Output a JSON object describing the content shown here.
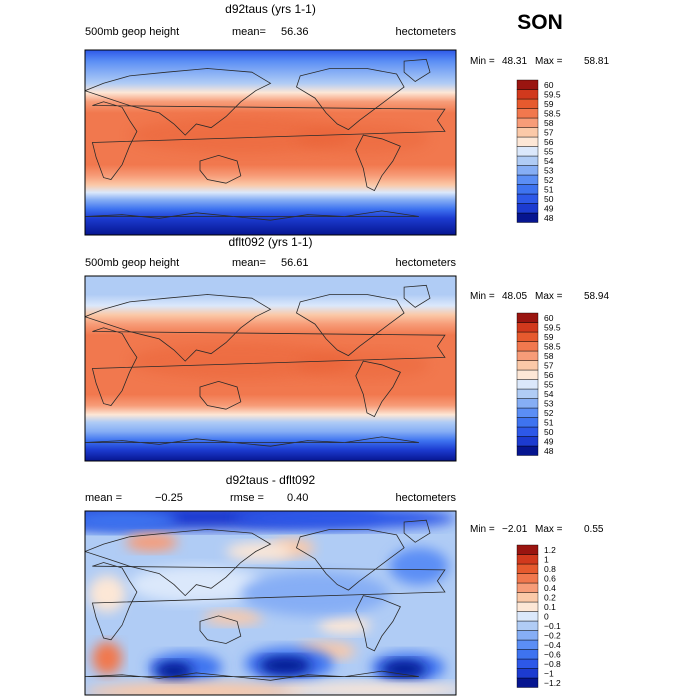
{
  "season": "SON",
  "colors": {
    "land": "#2a2a2a",
    "frame": "#000000"
  },
  "chart_data": [
    {
      "type": "heatmap",
      "title": "d92taus (yrs 1-1)",
      "field_label": "500mb geop height",
      "stat_left": "mean=",
      "stat_left_value": "56.36",
      "stat_mid": "",
      "stat_mid_value": "",
      "units": "hectometers",
      "min_label": "Min =",
      "min": "48.31",
      "max_label": "Max =",
      "max": "58.81",
      "colorbar_levels": [
        "48",
        "49",
        "50",
        "51",
        "52",
        "53",
        "54",
        "55",
        "56",
        "57",
        "58",
        "58.5",
        "59",
        "59.5",
        "60"
      ],
      "colorbar_colors": [
        "#061590",
        "#1c3bd0",
        "#2d58e8",
        "#3e73f0",
        "#5b8ef5",
        "#86aef5",
        "#b0ccf5",
        "#dbe8fb",
        "#fde7d6",
        "#fbc9a8",
        "#f79c78",
        "#f1784e",
        "#e65a2e",
        "#d1391d",
        "#9a1510"
      ],
      "field_type": "height"
    },
    {
      "type": "heatmap",
      "title": "dflt092 (yrs 1-1)",
      "field_label": "500mb geop height",
      "stat_left": "mean=",
      "stat_left_value": "56.61",
      "stat_mid": "",
      "stat_mid_value": "",
      "units": "hectometers",
      "min_label": "Min =",
      "min": "48.05",
      "max_label": "Max =",
      "max": "58.94",
      "colorbar_levels": [
        "48",
        "49",
        "50",
        "51",
        "52",
        "53",
        "54",
        "55",
        "56",
        "57",
        "58",
        "58.5",
        "59",
        "59.5",
        "60"
      ],
      "colorbar_colors": [
        "#061590",
        "#1c3bd0",
        "#2d58e8",
        "#3e73f0",
        "#5b8ef5",
        "#86aef5",
        "#b0ccf5",
        "#dbe8fb",
        "#fde7d6",
        "#fbc9a8",
        "#f79c78",
        "#f1784e",
        "#e65a2e",
        "#d1391d",
        "#9a1510"
      ],
      "field_type": "height"
    },
    {
      "type": "heatmap",
      "title": "d92taus - dflt092",
      "field_label": "",
      "stat_left": "mean =",
      "stat_left_value": "−0.25",
      "stat_mid": "rmse =",
      "stat_mid_value": "0.40",
      "units": "hectometers",
      "min_label": "Min =",
      "min": "−2.01",
      "max_label": "Max =",
      "max": "0.55",
      "colorbar_levels": [
        "−1.2",
        "−1",
        "−0.8",
        "−0.6",
        "−0.4",
        "−0.2",
        "−0.1",
        "0",
        "0.1",
        "0.2",
        "0.4",
        "0.6",
        "0.8",
        "1",
        "1.2"
      ],
      "colorbar_colors": [
        "#061590",
        "#1c3bd0",
        "#2d58e8",
        "#3e73f0",
        "#5b8ef5",
        "#86aef5",
        "#b0ccf5",
        "#dbe8fb",
        "#fde7d6",
        "#fbc9a8",
        "#f79c78",
        "#f1784e",
        "#e65a2e",
        "#d1391d",
        "#9a1510"
      ],
      "field_type": "diff"
    }
  ]
}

SHORT EXERCISE – Repeat each record exactly, with the pictures left out.

THE RESULT –
Output a JSON object describing the content shown here.
{
  "season": "SON",
  "colors": {
    "land": "#2a2a2a",
    "frame": "#000000"
  },
  "chart_data": [
    {
      "type": "heatmap",
      "title": "d92taus (yrs 1-1)",
      "field_label": "500mb geop height",
      "stat_left": "mean=",
      "stat_left_value": "56.36",
      "stat_mid": "",
      "stat_mid_value": "",
      "units": "hectometers",
      "min_label": "Min =",
      "min": "48.31",
      "max_label": "Max =",
      "max": "58.81",
      "colorbar_levels": [
        "48",
        "49",
        "50",
        "51",
        "52",
        "53",
        "54",
        "55",
        "56",
        "57",
        "58",
        "58.5",
        "59",
        "59.5",
        "60"
      ],
      "colorbar_colors": [
        "#061590",
        "#1c3bd0",
        "#2d58e8",
        "#3e73f0",
        "#5b8ef5",
        "#86aef5",
        "#b0ccf5",
        "#dbe8fb",
        "#fde7d6",
        "#fbc9a8",
        "#f79c78",
        "#f1784e",
        "#e65a2e",
        "#d1391d",
        "#9a1510"
      ],
      "field_type": "height"
    },
    {
      "type": "heatmap",
      "title": "dflt092 (yrs 1-1)",
      "field_label": "500mb geop height",
      "stat_left": "mean=",
      "stat_left_value": "56.61",
      "stat_mid": "",
      "stat_mid_value": "",
      "units": "hectometers",
      "min_label": "Min =",
      "min": "48.05",
      "max_label": "Max =",
      "max": "58.94",
      "colorbar_levels": [
        "48",
        "49",
        "50",
        "51",
        "52",
        "53",
        "54",
        "55",
        "56",
        "57",
        "58",
        "58.5",
        "59",
        "59.5",
        "60"
      ],
      "colorbar_colors": [
        "#061590",
        "#1c3bd0",
        "#2d58e8",
        "#3e73f0",
        "#5b8ef5",
        "#86aef5",
        "#b0ccf5",
        "#dbe8fb",
        "#fde7d6",
        "#fbc9a8",
        "#f79c78",
        "#f1784e",
        "#e65a2e",
        "#d1391d",
        "#9a1510"
      ],
      "field_type": "height"
    },
    {
      "type": "heatmap",
      "title": "d92taus - dflt092",
      "field_label": "",
      "stat_left": "mean =",
      "stat_left_value": "−0.25",
      "stat_mid": "rmse =",
      "stat_mid_value": "0.40",
      "units": "hectometers",
      "min_label": "Min =",
      "min": "−2.01",
      "max_label": "Max =",
      "max": "0.55",
      "colorbar_levels": [
        "−1.2",
        "−1",
        "−0.8",
        "−0.6",
        "−0.4",
        "−0.2",
        "−0.1",
        "0",
        "0.1",
        "0.2",
        "0.4",
        "0.6",
        "0.8",
        "1",
        "1.2"
      ],
      "colorbar_colors": [
        "#061590",
        "#1c3bd0",
        "#2d58e8",
        "#3e73f0",
        "#5b8ef5",
        "#86aef5",
        "#b0ccf5",
        "#dbe8fb",
        "#fde7d6",
        "#fbc9a8",
        "#f79c78",
        "#f1784e",
        "#e65a2e",
        "#d1391d",
        "#9a1510"
      ],
      "field_type": "diff"
    }
  ]
}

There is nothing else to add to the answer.